◆ **Written problem**: Set down every line of the entries below word for word, leaving out the pictures.

A run of entries

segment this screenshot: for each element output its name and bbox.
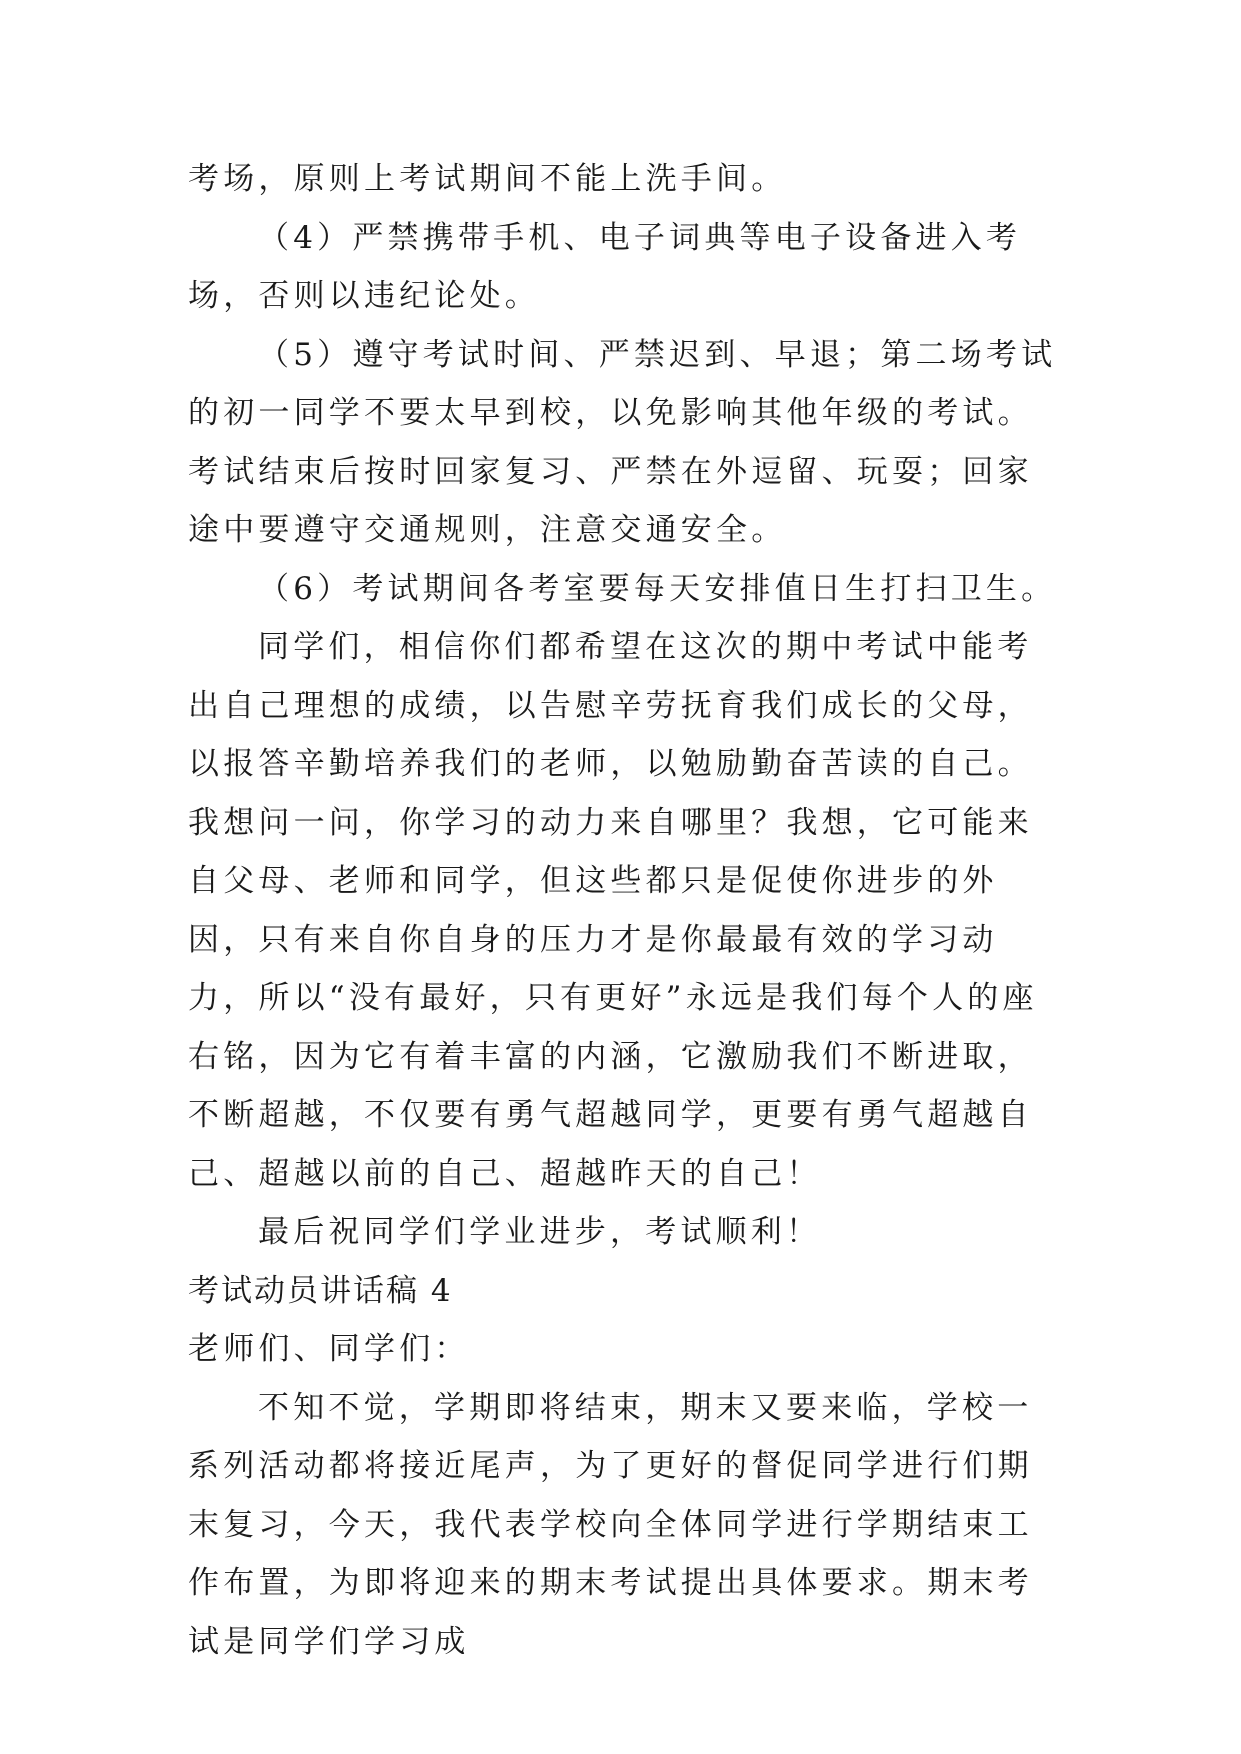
paragraph-exam-room-rule: 考场，原则上考试期间不能上洗手间。 [188, 161, 787, 197]
document-body [188, 150, 1058, 1671]
paragraph-closing-wish: 最后祝同学们学业进步，考试顺利！ [258, 1214, 822, 1250]
paragraph-rule-5: （5）遵守考试时间、严禁迟到、早退；第二场考试的初一同学不要太早到校，以免影响其他年级的考试。考试结束后按时回家复习、严禁在外逗留、玩耍；回家途中要遵守交通规则，注意交通安全。 [188, 336, 1057, 548]
section-title: 考试动员讲话稿 4 [188, 1272, 453, 1309]
paragraph-rule-6: （6）考试期间各考室要每天安排值日生打扫卫生。 [258, 570, 1057, 607]
salutation: 老师们、同学们： [188, 1331, 470, 1367]
paragraph-rule-4: （4）严禁携带手机、电子词典等电子设备进入考场，否则以违纪论处。 [188, 219, 1022, 314]
paragraph-intro: 不知不觉，学期即将结束，期末又要来临，学校一系列活动都将接近尾声，为了更好的督促同学进行们期末复习，今天，我代表学校向全体同学进行学期结束工作布置，为即将迎来的期末考试提出具体要求。期末考试是同学们学习成 [188, 1389, 1033, 1660]
paragraph-encouragement: 同学们，相信你们都希望在这次的期中考试中能考出自己理想的成绩，以告慰辛劳抚育我们成长的父母，以报答辛勤培养我们的老师，以勉励勤奋苦读的自己。我想问一问，你学习的动力来自哪里？我想，它可能来自父母、老师和同学，但这些都只是促使你进步的外因，只有来自你自身的压力才是你最最有效的学习动力，所以“没有最好，只有更好”永远是我们每个人的座右铭，因为它有着丰富的内涵，它激励我们不断进取，不断超越，不仅要有勇气超越同学，更要有勇气超越自己、超越以前的自己、超越昨天的自己！ [188, 629, 1038, 1192]
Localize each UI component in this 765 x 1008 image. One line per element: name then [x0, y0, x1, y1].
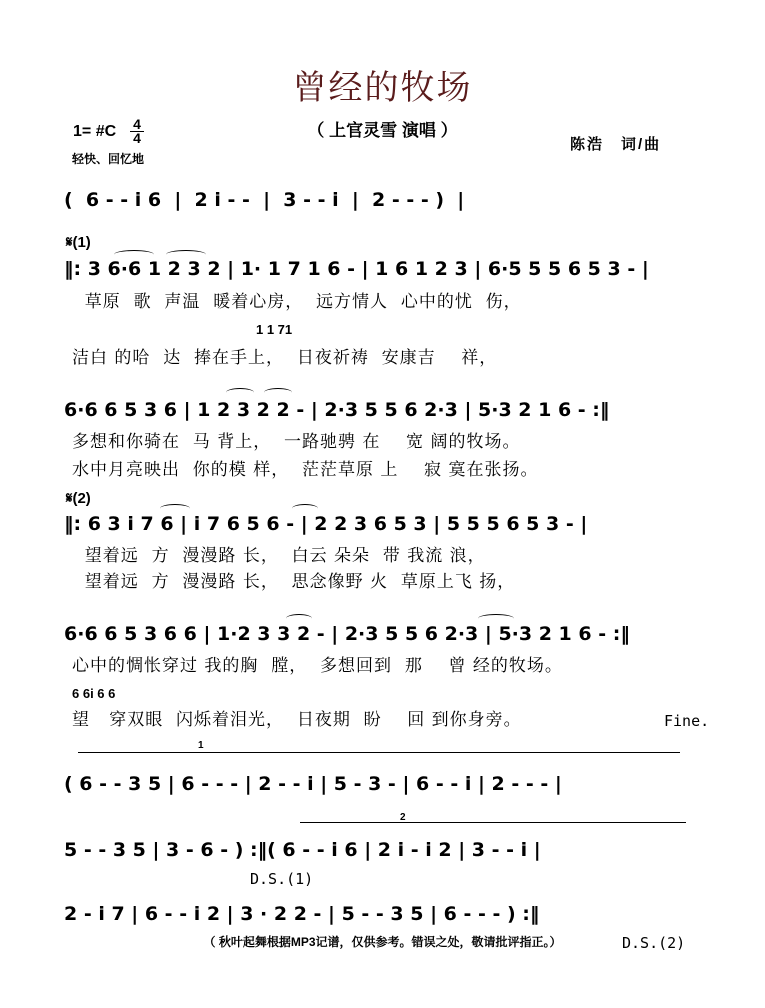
lyric-row-4b: 望 穿双眼 闪烁着泪光， 日夜期 盼 回 到你身旁。: [72, 710, 522, 730]
volta-label-1: 1: [198, 740, 204, 751]
segno-1: 𝄋(1): [66, 234, 91, 251]
score-row-4: 6·6 6 5 3 6 6 | 1·2 3 3 2 - | 2·3 5 5 6 2·3 | 5·3 2 1 6 - :‖: [64, 623, 630, 645]
tempo-marking: 轻快、回忆地: [72, 152, 145, 166]
meter-top: 4: [133, 116, 141, 132]
lyric-row-3b: 望着远 方 漫漫路 长， 思念像野 火 草原上飞 扬，: [72, 572, 516, 592]
lyric-row-1a: 草原 歌 声温 暖着心房， 远方情人 心中的忧 伤，: [72, 292, 522, 312]
score-row-5: ( 6 - - 3 5 | 6 - - - | 2 - - i | 5 - 3 - | 6 - - i | 2 - - - |: [64, 773, 562, 795]
lyric-row-2b: 水中月亮映出 你的模 样， 茫茫草原 上 寂 寞在张扬。: [72, 460, 539, 480]
composer-credit: 陈浩 词/曲: [570, 136, 662, 153]
score-row-2: 6·6 6 5 3 6 | 1 2 3 2 2 - | 2·3 5 5 6 2·3 | 5·3 2 1 6 - :‖: [64, 399, 610, 421]
time-signature: [130, 118, 144, 145]
lyric-row-2a: 多想和你骑在 马 背上， 一路驰骋 在 宽 阔的牧场。: [72, 432, 521, 452]
alt-notes: 1 1 71: [256, 322, 293, 337]
meter-bottom: 4: [130, 131, 144, 145]
score-row-3: ‖: 6 3 i 7 6 | i 7 6 5 6 - | 2 2 3 6 5 3 | 5 5 5 6 5 3 - |: [64, 513, 588, 535]
score-row-intro: ( 6 - - i 6 | 2 i - - | 3 - - i | 2 - - - ) |: [64, 189, 465, 211]
volta-label-2: 2: [400, 812, 406, 823]
key-signature: 1= #C: [73, 123, 117, 140]
performer-credit: （ 上官灵雪 演唱 ）: [307, 121, 458, 140]
lyric-row-1b: 洁白 的哈 达 捧在手上， 日夜祈祷 安康吉 祥，: [72, 348, 498, 368]
volta-bracket-2: [300, 822, 686, 823]
fine-marking: Fine.: [664, 712, 710, 730]
lyric-row-4a: 心中的惆怅穿过 我的胸 膛， 多想回到 那 曾 经的牧场。: [72, 656, 563, 676]
score-row-7: 2 - i 7 | 6 - - i 2 | 3 · 2 2 - | 5 - - 3 5 | 6 - - - ) :‖: [64, 903, 540, 925]
ds-2-marking: D.S.(2): [622, 934, 686, 952]
song-title: 曾经的牧场: [292, 68, 473, 108]
footnote: （ 秋叶起舞根据MP3记谱，仅供参考。错误之处，敬请批评指正。）: [203, 935, 562, 949]
ds-1-marking: D.S.(1): [250, 870, 314, 888]
alt-notes-2: 6 6i 6 6: [72, 686, 116, 701]
score-row-1: ‖: 3 6·6 1 2 3 2 | 1· 1 7 1 6 - | 1 6 1 2 3 | 6·5 5 5 6 5 3 - |: [64, 258, 649, 280]
volta-bracket-1: [78, 752, 680, 753]
segno-2: 𝄋(2): [66, 490, 91, 507]
lyric-row-3a: 望着远 方 漫漫路 长， 白云 朵朵 带 我流 浪，: [72, 546, 486, 566]
score-row-6: 5 - - 3 5 | 3 - 6 - ) :‖( 6 - - i 6 | 2 i - i 2 | 3 - - i |: [64, 839, 541, 861]
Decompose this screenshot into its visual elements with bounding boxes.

◆ **Exercise response**:
segment this screenshot: for each element output its name and bbox.
paragraph-exam-room-rule: 考场，原则上考试期间不能上洗手间。 [188, 161, 787, 197]
document-body [188, 150, 1058, 1671]
paragraph-closing-wish: 最后祝同学们学业进步，考试顺利！ [258, 1214, 822, 1250]
paragraph-rule-5: （5）遵守考试时间、严禁迟到、早退；第二场考试的初一同学不要太早到校，以免影响其他年级的考试。考试结束后按时回家复习、严禁在外逗留、玩耍；回家途中要遵守交通规则，注意交通安全。 [188, 336, 1057, 548]
section-title: 考试动员讲话稿 4 [188, 1272, 453, 1309]
paragraph-rule-6: （6）考试期间各考室要每天安排值日生打扫卫生。 [258, 570, 1057, 607]
salutation: 老师们、同学们： [188, 1331, 470, 1367]
paragraph-rule-4: （4）严禁携带手机、电子词典等电子设备进入考场，否则以违纪论处。 [188, 219, 1022, 314]
paragraph-intro: 不知不觉，学期即将结束，期末又要来临，学校一系列活动都将接近尾声，为了更好的督促同学进行们期末复习，今天，我代表学校向全体同学进行学期结束工作布置，为即将迎来的期末考试提出具体要求。期末考试是同学们学习成 [188, 1389, 1033, 1660]
paragraph-encouragement: 同学们，相信你们都希望在这次的期中考试中能考出自己理想的成绩，以告慰辛劳抚育我们成长的父母，以报答辛勤培养我们的老师，以勉励勤奋苦读的自己。我想问一问，你学习的动力来自哪里？我想，它可能来自父母、老师和同学，但这些都只是促使你进步的外因，只有来自你自身的压力才是你最最有效的学习动力，所以“没有最好，只有更好”永远是我们每个人的座右铭，因为它有着丰富的内涵，它激励我们不断进取，不断超越，不仅要有勇气超越同学，更要有勇气超越自己、超越以前的自己、超越昨天的自己！ [188, 629, 1038, 1192]
Localize each UI component in this 765 x 1008 image. One line per element: name then [x0, y0, x1, y1].
lyric-row-4b: 望 穿双眼 闪烁着泪光， 日夜期 盼 回 到你身旁。: [72, 710, 522, 730]
volta-label-1: 1: [198, 740, 204, 751]
segno-1: 𝄋(1): [66, 234, 91, 251]
score-row-4: 6·6 6 5 3 6 6 | 1·2 3 3 2 - | 2·3 5 5 6 2·3 | 5·3 2 1 6 - :‖: [64, 623, 630, 645]
tempo-marking: 轻快、回忆地: [72, 152, 145, 166]
meter-top: 4: [133, 116, 141, 132]
lyric-row-3b: 望着远 方 漫漫路 长， 思念像野 火 草原上飞 扬，: [72, 572, 516, 592]
lyric-row-1a: 草原 歌 声温 暖着心房， 远方情人 心中的忧 伤，: [72, 292, 522, 312]
score-row-5: ( 6 - - 3 5 | 6 - - - | 2 - - i | 5 - 3 - | 6 - - i | 2 - - - |: [64, 773, 562, 795]
lyric-row-2b: 水中月亮映出 你的模 样， 茫茫草原 上 寂 寞在张扬。: [72, 460, 539, 480]
composer-credit: 陈浩 词/曲: [570, 136, 662, 153]
score-row-2: 6·6 6 5 3 6 | 1 2 3 2 2 - | 2·3 5 5 6 2·3 | 5·3 2 1 6 - :‖: [64, 399, 610, 421]
time-signature: [130, 118, 144, 145]
lyric-row-2a: 多想和你骑在 马 背上， 一路驰骋 在 宽 阔的牧场。: [72, 432, 521, 452]
alt-notes: 1 1 71: [256, 322, 293, 337]
meter-bottom: 4: [130, 131, 144, 145]
score-row-3: ‖: 6 3 i 7 6 | i 7 6 5 6 - | 2 2 3 6 5 3 | 5 5 5 6 5 3 - |: [64, 513, 588, 535]
score-row-intro: ( 6 - - i 6 | 2 i - - | 3 - - i | 2 - - - ) |: [64, 189, 465, 211]
volta-label-2: 2: [400, 812, 406, 823]
key-signature: 1= #C: [73, 123, 117, 140]
performer-credit: （ 上官灵雪 演唱 ）: [307, 121, 458, 140]
lyric-row-1b: 洁白 的哈 达 捧在手上， 日夜祈祷 安康吉 祥，: [72, 348, 498, 368]
volta-bracket-2: [300, 822, 686, 823]
fine-marking: Fine.: [664, 712, 710, 730]
lyric-row-4a: 心中的惆怅穿过 我的胸 膛， 多想回到 那 曾 经的牧场。: [72, 656, 563, 676]
score-row-7: 2 - i 7 | 6 - - i 2 | 3 · 2 2 - | 5 - - 3 5 | 6 - - - ) :‖: [64, 903, 540, 925]
ds-2-marking: D.S.(2): [622, 934, 686, 952]
song-title: 曾经的牧场: [292, 68, 473, 108]
footnote: （ 秋叶起舞根据MP3记谱，仅供参考。错误之处，敬请批评指正。）: [203, 935, 562, 949]
ds-1-marking: D.S.(1): [250, 870, 314, 888]
alt-notes-2: 6 6i 6 6: [72, 686, 116, 701]
score-row-1: ‖: 3 6·6 1 2 3 2 | 1· 1 7 1 6 - | 1 6 1 2 3 | 6·5 5 5 6 5 3 - |: [64, 258, 649, 280]
volta-bracket-1: [78, 752, 680, 753]
segno-2: 𝄋(2): [66, 490, 91, 507]
lyric-row-3a: 望着远 方 漫漫路 长， 白云 朵朵 带 我流 浪，: [72, 546, 486, 566]
score-row-6: 5 - - 3 5 | 3 - 6 - ) :‖( 6 - - i 6 | 2 i - i 2 | 3 - - i |: [64, 839, 541, 861]
Decompose this screenshot into its visual elements with bounding boxes.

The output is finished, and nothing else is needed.